### Exercise directions
Set down every record once more, exactly as given.

### Records that describe figures
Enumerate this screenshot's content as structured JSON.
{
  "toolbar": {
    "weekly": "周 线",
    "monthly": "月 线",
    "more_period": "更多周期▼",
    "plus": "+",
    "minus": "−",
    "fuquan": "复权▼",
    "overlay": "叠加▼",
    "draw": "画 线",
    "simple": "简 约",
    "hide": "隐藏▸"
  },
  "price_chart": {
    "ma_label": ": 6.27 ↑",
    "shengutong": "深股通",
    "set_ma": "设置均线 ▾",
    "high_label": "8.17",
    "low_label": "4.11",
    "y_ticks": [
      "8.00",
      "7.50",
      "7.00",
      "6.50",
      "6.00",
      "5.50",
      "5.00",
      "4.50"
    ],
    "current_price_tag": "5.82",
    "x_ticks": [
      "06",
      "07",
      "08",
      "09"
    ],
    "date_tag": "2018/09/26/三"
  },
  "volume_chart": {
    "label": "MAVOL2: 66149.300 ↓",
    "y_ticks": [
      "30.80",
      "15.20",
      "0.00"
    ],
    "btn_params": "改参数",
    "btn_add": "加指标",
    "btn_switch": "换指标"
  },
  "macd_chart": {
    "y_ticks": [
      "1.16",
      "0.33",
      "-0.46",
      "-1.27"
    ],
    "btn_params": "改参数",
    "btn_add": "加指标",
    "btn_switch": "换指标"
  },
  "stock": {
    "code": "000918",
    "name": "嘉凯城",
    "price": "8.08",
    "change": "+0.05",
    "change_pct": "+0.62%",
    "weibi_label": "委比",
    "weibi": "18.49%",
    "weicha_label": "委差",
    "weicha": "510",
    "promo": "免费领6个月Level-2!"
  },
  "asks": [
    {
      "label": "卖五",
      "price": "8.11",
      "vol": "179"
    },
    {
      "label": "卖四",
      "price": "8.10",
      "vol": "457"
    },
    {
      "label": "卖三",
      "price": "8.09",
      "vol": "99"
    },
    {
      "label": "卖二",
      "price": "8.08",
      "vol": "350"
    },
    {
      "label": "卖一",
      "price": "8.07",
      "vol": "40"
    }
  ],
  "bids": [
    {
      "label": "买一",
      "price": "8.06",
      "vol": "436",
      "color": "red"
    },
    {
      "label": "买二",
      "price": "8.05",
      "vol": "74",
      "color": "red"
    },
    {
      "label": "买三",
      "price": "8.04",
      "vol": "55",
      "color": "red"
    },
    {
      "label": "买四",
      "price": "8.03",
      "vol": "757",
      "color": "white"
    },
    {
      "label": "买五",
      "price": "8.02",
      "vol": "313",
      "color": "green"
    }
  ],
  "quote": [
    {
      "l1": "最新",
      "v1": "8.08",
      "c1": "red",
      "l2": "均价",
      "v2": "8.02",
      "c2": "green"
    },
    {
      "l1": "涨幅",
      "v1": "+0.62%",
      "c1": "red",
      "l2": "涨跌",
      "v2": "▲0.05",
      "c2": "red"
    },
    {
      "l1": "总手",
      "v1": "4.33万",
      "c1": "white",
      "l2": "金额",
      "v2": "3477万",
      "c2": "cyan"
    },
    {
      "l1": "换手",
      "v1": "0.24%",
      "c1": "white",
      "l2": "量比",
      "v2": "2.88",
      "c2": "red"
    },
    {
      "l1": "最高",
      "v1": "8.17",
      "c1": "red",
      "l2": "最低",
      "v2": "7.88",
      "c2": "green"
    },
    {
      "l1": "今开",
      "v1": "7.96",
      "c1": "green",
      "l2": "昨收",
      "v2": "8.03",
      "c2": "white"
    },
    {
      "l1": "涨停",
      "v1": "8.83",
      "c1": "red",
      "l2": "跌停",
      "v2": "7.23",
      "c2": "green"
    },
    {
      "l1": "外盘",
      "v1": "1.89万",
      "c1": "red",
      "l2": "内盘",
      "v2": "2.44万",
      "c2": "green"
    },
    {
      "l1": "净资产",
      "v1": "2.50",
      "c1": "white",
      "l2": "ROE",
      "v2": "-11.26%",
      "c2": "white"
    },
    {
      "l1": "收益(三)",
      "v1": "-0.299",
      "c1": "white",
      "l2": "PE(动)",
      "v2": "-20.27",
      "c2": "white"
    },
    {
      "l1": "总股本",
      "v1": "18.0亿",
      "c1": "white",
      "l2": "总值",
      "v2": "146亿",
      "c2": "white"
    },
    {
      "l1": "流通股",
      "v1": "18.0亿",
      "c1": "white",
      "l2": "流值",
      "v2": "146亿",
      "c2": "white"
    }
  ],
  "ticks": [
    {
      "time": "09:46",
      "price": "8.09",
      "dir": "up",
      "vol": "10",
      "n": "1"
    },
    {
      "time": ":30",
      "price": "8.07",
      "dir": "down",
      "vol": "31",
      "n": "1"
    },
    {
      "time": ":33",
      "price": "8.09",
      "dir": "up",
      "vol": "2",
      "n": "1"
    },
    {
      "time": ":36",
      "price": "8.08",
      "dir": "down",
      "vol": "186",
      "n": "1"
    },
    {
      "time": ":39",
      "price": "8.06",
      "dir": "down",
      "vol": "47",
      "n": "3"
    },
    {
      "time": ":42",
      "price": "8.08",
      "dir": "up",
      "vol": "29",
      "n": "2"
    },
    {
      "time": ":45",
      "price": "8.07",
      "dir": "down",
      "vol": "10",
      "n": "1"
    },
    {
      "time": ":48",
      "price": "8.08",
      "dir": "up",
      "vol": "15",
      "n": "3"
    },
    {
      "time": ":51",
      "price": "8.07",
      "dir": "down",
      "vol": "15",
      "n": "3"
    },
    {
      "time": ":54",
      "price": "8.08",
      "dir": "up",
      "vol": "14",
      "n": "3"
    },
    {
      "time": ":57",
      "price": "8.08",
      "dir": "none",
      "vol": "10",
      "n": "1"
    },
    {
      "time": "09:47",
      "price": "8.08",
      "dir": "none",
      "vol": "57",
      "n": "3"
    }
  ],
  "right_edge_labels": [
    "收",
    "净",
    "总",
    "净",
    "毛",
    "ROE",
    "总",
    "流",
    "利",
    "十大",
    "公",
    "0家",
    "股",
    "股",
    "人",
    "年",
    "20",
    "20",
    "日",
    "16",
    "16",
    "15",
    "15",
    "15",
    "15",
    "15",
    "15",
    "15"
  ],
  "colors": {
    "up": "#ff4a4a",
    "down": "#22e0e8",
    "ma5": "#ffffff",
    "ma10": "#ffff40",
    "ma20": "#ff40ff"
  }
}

### Output of the task
Enumerate this screenshot's content as structured JSON.
{
  "toolbar": {
    "weekly": "周 线",
    "monthly": "月 线",
    "more_period": "更多周期▼",
    "plus": "+",
    "minus": "−",
    "fuquan": "复权▼",
    "overlay": "叠加▼",
    "draw": "画 线",
    "simple": "简 约",
    "hide": "隐藏▸"
  },
  "price_chart": {
    "ma_label": ": 6.27 ↑",
    "shengutong": "深股通",
    "set_ma": "设置均线 ▾",
    "high_label": "8.17",
    "low_label": "4.11",
    "y_ticks": [
      "8.00",
      "7.50",
      "7.00",
      "6.50",
      "6.00",
      "5.50",
      "5.00",
      "4.50"
    ],
    "current_price_tag": "5.82",
    "x_ticks": [
      "06",
      "07",
      "08",
      "09"
    ],
    "date_tag": "2018/09/26/三"
  },
  "volume_chart": {
    "label": "MAVOL2: 66149.300 ↓",
    "y_ticks": [
      "30.80",
      "15.20",
      "0.00"
    ],
    "btn_params": "改参数",
    "btn_add": "加指标",
    "btn_switch": "换指标"
  },
  "macd_chart": {
    "y_ticks": [
      "1.16",
      "0.33",
      "-0.46",
      "-1.27"
    ],
    "btn_params": "改参数",
    "btn_add": "加指标",
    "btn_switch": "换指标"
  },
  "stock": {
    "code": "000918",
    "name": "嘉凯城",
    "price": "8.08",
    "change": "+0.05",
    "change_pct": "+0.62%",
    "weibi_label": "委比",
    "weibi": "18.49%",
    "weicha_label": "委差",
    "weicha": "510",
    "promo": "免费领6个月Level-2!"
  },
  "asks": [
    {
      "label": "卖五",
      "price": "8.11",
      "vol": "179"
    },
    {
      "label": "卖四",
      "price": "8.10",
      "vol": "457"
    },
    {
      "label": "卖三",
      "price": "8.09",
      "vol": "99"
    },
    {
      "label": "卖二",
      "price": "8.08",
      "vol": "350"
    },
    {
      "label": "卖一",
      "price": "8.07",
      "vol": "40"
    }
  ],
  "bids": [
    {
      "label": "买一",
      "price": "8.06",
      "vol": "436",
      "color": "red"
    },
    {
      "label": "买二",
      "price": "8.05",
      "vol": "74",
      "color": "red"
    },
    {
      "label": "买三",
      "price": "8.04",
      "vol": "55",
      "color": "red"
    },
    {
      "label": "买四",
      "price": "8.03",
      "vol": "757",
      "color": "white"
    },
    {
      "label": "买五",
      "price": "8.02",
      "vol": "313",
      "color": "green"
    }
  ],
  "quote": [
    {
      "l1": "最新",
      "v1": "8.08",
      "c1": "red",
      "l2": "均价",
      "v2": "8.02",
      "c2": "green"
    },
    {
      "l1": "涨幅",
      "v1": "+0.62%",
      "c1": "red",
      "l2": "涨跌",
      "v2": "▲0.05",
      "c2": "red"
    },
    {
      "l1": "总手",
      "v1": "4.33万",
      "c1": "white",
      "l2": "金额",
      "v2": "3477万",
      "c2": "cyan"
    },
    {
      "l1": "换手",
      "v1": "0.24%",
      "c1": "white",
      "l2": "量比",
      "v2": "2.88",
      "c2": "red"
    },
    {
      "l1": "最高",
      "v1": "8.17",
      "c1": "red",
      "l2": "最低",
      "v2": "7.88",
      "c2": "green"
    },
    {
      "l1": "今开",
      "v1": "7.96",
      "c1": "green",
      "l2": "昨收",
      "v2": "8.03",
      "c2": "white"
    },
    {
      "l1": "涨停",
      "v1": "8.83",
      "c1": "red",
      "l2": "跌停",
      "v2": "7.23",
      "c2": "green"
    },
    {
      "l1": "外盘",
      "v1": "1.89万",
      "c1": "red",
      "l2": "内盘",
      "v2": "2.44万",
      "c2": "green"
    },
    {
      "l1": "净资产",
      "v1": "2.50",
      "c1": "white",
      "l2": "ROE",
      "v2": "-11.26%",
      "c2": "white"
    },
    {
      "l1": "收益(三)",
      "v1": "-0.299",
      "c1": "white",
      "l2": "PE(动)",
      "v2": "-20.27",
      "c2": "white"
    },
    {
      "l1": "总股本",
      "v1": "18.0亿",
      "c1": "white",
      "l2": "总值",
      "v2": "146亿",
      "c2": "white"
    },
    {
      "l1": "流通股",
      "v1": "18.0亿",
      "c1": "white",
      "l2": "流值",
      "v2": "146亿",
      "c2": "white"
    }
  ],
  "ticks": [
    {
      "time": "09:46",
      "price": "8.09",
      "dir": "up",
      "vol": "10",
      "n": "1"
    },
    {
      "time": ":30",
      "price": "8.07",
      "dir": "down",
      "vol": "31",
      "n": "1"
    },
    {
      "time": ":33",
      "price": "8.09",
      "dir": "up",
      "vol": "2",
      "n": "1"
    },
    {
      "time": ":36",
      "price": "8.08",
      "dir": "down",
      "vol": "186",
      "n": "1"
    },
    {
      "time": ":39",
      "price": "8.06",
      "dir": "down",
      "vol": "47",
      "n": "3"
    },
    {
      "time": ":42",
      "price": "8.08",
      "dir": "up",
      "vol": "29",
      "n": "2"
    },
    {
      "time": ":45",
      "price": "8.07",
      "dir": "down",
      "vol": "10",
      "n": "1"
    },
    {
      "time": ":48",
      "price": "8.08",
      "dir": "up",
      "vol": "15",
      "n": "3"
    },
    {
      "time": ":51",
      "price": "8.07",
      "dir": "down",
      "vol": "15",
      "n": "3"
    },
    {
      "time": ":54",
      "price": "8.08",
      "dir": "up",
      "vol": "14",
      "n": "3"
    },
    {
      "time": ":57",
      "price": "8.08",
      "dir": "none",
      "vol": "10",
      "n": "1"
    },
    {
      "time": "09:47",
      "price": "8.08",
      "dir": "none",
      "vol": "57",
      "n": "3"
    }
  ],
  "right_edge_labels": [
    "收",
    "净",
    "总",
    "净",
    "毛",
    "ROE",
    "总",
    "流",
    "利",
    "十大",
    "公",
    "0家",
    "股",
    "股",
    "人",
    "年",
    "20",
    "20",
    "日",
    "16",
    "16",
    "15",
    "15",
    "15",
    "15",
    "15",
    "15",
    "15"
  ],
  "colors": {
    "up": "#ff4a4a",
    "down": "#22e0e8",
    "ma5": "#ffffff",
    "ma10": "#ffff40",
    "ma20": "#ff40ff"
  }
}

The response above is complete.